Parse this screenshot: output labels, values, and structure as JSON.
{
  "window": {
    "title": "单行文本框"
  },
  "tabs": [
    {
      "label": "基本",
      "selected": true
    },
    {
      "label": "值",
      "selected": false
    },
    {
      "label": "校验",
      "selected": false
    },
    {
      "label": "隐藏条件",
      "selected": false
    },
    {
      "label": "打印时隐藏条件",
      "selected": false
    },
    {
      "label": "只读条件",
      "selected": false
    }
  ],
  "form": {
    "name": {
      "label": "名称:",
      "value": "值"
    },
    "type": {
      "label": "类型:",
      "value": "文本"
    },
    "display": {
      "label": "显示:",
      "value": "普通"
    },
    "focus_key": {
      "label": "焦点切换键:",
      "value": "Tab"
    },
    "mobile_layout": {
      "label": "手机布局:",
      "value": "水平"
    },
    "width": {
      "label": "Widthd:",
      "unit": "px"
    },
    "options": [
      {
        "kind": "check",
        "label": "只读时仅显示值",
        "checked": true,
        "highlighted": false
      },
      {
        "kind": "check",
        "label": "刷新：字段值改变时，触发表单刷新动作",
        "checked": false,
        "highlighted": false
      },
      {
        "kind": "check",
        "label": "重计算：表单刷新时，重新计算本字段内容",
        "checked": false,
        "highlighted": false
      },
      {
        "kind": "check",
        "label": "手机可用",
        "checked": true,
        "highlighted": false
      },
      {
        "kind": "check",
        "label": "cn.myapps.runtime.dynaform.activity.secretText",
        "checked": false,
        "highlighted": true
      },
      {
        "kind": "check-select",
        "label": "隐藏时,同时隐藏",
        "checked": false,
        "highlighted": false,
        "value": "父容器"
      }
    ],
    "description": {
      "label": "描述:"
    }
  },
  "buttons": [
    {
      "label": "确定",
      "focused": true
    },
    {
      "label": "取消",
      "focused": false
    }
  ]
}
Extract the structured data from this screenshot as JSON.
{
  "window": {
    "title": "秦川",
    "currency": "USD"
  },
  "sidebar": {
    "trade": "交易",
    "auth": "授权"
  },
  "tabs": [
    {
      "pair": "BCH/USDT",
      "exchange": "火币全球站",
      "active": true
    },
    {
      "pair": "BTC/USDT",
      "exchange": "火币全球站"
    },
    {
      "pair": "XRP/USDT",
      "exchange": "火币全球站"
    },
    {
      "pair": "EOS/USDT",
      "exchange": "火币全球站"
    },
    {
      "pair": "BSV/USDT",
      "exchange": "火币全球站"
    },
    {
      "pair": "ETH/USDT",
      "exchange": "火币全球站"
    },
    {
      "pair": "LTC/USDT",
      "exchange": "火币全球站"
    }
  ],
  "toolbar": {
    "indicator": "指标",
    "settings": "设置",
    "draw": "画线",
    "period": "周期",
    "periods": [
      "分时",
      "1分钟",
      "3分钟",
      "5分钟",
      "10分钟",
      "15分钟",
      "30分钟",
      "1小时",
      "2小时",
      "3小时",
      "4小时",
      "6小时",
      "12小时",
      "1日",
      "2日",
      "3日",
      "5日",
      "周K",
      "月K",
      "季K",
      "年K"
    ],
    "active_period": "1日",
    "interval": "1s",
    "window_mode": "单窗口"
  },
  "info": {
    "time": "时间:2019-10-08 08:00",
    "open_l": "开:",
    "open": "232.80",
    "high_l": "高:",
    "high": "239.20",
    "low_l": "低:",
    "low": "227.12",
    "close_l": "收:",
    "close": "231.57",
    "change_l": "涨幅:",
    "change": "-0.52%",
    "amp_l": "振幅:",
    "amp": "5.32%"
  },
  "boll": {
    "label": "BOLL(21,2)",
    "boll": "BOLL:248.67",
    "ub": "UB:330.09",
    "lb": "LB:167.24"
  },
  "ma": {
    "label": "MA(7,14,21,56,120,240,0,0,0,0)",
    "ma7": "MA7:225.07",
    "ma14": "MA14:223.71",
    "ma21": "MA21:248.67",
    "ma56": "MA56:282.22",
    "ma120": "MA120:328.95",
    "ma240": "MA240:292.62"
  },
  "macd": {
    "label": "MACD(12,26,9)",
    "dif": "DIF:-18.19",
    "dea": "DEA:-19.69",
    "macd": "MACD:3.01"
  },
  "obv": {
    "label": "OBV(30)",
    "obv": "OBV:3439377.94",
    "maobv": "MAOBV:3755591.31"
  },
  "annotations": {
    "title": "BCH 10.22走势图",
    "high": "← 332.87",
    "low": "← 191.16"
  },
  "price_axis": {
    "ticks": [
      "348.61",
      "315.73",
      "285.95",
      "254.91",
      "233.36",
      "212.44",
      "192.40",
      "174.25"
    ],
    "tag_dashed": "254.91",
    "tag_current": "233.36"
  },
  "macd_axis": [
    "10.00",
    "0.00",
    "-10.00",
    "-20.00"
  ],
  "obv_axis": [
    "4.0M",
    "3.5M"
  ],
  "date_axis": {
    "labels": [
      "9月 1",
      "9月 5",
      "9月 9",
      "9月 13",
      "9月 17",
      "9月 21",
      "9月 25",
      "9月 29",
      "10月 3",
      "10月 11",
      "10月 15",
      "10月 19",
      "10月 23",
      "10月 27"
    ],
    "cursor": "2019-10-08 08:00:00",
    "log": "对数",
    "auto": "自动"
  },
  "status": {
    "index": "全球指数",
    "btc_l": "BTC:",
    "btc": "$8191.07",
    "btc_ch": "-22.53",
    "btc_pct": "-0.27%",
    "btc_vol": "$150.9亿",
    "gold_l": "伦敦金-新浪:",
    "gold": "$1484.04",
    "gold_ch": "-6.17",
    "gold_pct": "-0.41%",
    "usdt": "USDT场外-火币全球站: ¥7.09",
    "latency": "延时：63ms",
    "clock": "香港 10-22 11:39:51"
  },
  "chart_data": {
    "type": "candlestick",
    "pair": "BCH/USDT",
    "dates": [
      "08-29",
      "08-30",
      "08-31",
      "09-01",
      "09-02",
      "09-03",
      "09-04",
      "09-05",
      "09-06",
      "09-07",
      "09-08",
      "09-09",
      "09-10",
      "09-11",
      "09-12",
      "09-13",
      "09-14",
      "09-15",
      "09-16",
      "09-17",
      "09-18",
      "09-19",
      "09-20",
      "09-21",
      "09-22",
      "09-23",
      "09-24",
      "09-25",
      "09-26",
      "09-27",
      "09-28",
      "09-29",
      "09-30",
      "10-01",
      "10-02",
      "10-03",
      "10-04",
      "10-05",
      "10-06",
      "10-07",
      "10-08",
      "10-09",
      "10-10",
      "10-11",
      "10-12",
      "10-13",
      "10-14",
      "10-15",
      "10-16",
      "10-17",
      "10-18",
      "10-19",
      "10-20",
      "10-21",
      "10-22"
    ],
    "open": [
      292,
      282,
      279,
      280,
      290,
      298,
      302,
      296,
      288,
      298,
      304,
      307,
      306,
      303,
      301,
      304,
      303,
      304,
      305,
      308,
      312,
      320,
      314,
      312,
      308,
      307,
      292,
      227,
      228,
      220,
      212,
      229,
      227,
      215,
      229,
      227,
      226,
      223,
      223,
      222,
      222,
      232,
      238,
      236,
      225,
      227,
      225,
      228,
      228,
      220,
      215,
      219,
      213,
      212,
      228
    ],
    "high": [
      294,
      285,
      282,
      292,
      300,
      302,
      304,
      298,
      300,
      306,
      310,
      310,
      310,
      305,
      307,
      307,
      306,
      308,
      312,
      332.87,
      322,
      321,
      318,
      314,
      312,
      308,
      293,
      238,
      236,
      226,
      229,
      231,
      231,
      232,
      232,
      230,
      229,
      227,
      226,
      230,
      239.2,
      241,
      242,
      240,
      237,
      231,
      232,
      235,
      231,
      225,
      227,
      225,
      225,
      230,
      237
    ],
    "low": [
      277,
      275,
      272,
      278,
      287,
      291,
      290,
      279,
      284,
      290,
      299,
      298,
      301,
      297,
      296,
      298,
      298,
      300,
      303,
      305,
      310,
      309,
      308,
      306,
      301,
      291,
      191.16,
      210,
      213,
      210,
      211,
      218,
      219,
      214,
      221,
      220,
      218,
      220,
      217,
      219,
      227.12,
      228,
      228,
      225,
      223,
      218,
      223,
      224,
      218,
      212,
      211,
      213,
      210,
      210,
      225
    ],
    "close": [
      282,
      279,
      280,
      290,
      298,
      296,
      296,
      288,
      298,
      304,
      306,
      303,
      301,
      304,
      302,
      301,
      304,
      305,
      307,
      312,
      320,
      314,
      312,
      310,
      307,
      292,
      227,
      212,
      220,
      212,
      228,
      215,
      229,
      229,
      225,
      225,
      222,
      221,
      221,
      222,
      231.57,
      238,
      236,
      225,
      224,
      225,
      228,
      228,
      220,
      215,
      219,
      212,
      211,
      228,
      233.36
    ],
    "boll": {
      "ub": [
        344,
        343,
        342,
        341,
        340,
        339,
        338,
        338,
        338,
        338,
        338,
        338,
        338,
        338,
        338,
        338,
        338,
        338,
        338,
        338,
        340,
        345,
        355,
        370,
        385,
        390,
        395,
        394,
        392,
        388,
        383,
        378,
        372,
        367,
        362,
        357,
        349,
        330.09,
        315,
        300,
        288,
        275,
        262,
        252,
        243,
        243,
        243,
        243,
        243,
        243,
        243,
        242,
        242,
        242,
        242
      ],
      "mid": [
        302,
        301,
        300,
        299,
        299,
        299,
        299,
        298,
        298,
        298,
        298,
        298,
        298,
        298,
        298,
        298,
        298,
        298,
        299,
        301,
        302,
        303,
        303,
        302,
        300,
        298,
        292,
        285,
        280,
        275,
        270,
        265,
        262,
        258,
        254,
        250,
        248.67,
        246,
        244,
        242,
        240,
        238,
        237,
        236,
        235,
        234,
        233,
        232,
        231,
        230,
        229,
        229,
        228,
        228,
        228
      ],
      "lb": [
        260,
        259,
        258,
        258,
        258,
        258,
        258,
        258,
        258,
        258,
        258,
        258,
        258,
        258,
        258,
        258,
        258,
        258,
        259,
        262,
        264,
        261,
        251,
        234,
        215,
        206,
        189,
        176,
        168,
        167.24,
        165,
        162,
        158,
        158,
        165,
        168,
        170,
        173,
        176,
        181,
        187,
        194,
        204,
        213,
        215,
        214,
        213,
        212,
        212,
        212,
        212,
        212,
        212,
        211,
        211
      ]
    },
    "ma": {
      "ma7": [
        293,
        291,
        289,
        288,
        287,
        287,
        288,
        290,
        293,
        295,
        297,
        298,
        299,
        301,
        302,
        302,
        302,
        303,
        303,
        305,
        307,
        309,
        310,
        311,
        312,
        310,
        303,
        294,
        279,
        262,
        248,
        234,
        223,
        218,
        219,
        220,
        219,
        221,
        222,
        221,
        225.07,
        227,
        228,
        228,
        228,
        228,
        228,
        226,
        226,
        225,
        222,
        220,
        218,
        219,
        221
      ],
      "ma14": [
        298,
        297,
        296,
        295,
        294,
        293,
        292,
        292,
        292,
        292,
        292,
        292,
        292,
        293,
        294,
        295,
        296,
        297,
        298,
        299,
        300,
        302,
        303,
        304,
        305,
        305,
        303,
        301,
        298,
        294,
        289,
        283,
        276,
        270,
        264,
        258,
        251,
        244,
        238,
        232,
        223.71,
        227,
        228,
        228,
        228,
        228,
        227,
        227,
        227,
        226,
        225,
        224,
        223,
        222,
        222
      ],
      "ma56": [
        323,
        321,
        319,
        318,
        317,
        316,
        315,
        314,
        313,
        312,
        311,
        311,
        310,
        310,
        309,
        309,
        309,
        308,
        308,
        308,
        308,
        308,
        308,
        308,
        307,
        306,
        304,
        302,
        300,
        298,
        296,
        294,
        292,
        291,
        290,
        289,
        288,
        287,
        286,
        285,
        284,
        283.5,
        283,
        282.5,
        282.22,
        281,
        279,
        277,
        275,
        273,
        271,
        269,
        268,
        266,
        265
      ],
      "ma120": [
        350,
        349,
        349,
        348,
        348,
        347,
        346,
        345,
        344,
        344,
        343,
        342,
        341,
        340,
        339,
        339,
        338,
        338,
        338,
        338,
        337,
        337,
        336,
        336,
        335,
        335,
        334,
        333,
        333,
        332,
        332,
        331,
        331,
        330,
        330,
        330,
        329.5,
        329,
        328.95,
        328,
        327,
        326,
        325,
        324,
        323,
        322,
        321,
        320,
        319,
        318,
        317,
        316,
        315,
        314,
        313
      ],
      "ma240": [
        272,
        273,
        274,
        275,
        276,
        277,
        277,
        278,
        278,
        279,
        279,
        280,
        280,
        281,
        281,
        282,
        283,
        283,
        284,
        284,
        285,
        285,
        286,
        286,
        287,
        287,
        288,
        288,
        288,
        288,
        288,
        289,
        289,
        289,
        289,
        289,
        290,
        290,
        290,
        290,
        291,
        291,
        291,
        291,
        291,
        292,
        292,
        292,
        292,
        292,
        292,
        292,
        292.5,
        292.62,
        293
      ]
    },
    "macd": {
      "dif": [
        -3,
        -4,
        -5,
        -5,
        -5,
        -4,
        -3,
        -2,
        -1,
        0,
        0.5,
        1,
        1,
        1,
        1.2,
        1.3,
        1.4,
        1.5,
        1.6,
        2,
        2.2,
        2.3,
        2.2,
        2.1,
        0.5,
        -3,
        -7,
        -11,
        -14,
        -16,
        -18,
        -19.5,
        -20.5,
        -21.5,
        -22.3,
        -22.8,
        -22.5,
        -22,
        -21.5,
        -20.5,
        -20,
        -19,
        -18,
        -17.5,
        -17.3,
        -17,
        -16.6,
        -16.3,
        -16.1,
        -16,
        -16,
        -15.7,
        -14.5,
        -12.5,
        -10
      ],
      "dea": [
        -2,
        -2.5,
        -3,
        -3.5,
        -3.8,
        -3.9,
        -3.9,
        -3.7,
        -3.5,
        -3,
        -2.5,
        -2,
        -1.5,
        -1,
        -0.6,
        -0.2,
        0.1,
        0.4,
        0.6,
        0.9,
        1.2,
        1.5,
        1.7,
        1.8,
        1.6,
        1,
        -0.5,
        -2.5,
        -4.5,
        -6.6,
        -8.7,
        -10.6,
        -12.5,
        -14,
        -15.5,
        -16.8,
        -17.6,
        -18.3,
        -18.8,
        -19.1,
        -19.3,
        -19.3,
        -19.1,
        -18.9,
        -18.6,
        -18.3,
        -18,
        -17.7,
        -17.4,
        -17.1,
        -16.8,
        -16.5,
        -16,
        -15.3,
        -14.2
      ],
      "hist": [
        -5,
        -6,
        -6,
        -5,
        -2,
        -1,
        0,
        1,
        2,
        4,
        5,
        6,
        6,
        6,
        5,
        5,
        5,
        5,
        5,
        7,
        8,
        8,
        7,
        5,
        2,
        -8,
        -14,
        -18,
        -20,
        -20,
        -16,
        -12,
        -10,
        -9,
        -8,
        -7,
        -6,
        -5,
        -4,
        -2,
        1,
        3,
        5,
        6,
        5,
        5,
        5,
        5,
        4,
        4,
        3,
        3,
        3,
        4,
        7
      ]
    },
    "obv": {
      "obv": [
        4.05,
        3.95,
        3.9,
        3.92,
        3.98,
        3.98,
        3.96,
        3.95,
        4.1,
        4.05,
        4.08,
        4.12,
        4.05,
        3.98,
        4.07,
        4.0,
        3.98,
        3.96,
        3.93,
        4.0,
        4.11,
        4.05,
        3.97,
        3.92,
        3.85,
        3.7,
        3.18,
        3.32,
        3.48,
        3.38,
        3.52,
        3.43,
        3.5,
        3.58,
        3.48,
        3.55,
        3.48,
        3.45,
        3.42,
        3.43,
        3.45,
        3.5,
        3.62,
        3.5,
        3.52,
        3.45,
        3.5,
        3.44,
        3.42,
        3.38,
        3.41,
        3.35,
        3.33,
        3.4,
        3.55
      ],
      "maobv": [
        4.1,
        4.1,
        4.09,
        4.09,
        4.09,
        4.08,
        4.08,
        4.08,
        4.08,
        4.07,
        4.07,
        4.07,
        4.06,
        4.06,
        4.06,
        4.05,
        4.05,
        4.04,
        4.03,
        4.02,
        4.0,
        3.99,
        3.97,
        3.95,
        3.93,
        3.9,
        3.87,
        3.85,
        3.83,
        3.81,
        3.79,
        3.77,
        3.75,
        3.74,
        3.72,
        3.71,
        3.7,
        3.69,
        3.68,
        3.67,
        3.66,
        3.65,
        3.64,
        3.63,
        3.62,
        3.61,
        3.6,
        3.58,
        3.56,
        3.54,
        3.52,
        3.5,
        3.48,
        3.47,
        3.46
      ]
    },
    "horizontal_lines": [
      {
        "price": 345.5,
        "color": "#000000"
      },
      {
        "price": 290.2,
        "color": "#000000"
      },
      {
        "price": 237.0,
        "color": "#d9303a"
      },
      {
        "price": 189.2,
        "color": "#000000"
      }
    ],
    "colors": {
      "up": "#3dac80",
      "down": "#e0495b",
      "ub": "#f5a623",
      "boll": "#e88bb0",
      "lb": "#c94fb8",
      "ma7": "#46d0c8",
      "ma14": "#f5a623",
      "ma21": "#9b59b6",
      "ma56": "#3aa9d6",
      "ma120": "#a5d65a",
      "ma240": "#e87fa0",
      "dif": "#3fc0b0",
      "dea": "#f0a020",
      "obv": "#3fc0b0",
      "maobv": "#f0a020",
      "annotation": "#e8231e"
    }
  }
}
+-------+
Requirement. Reply with one number only, the count of lines above that hold the string "labels".

Exercise solution. 2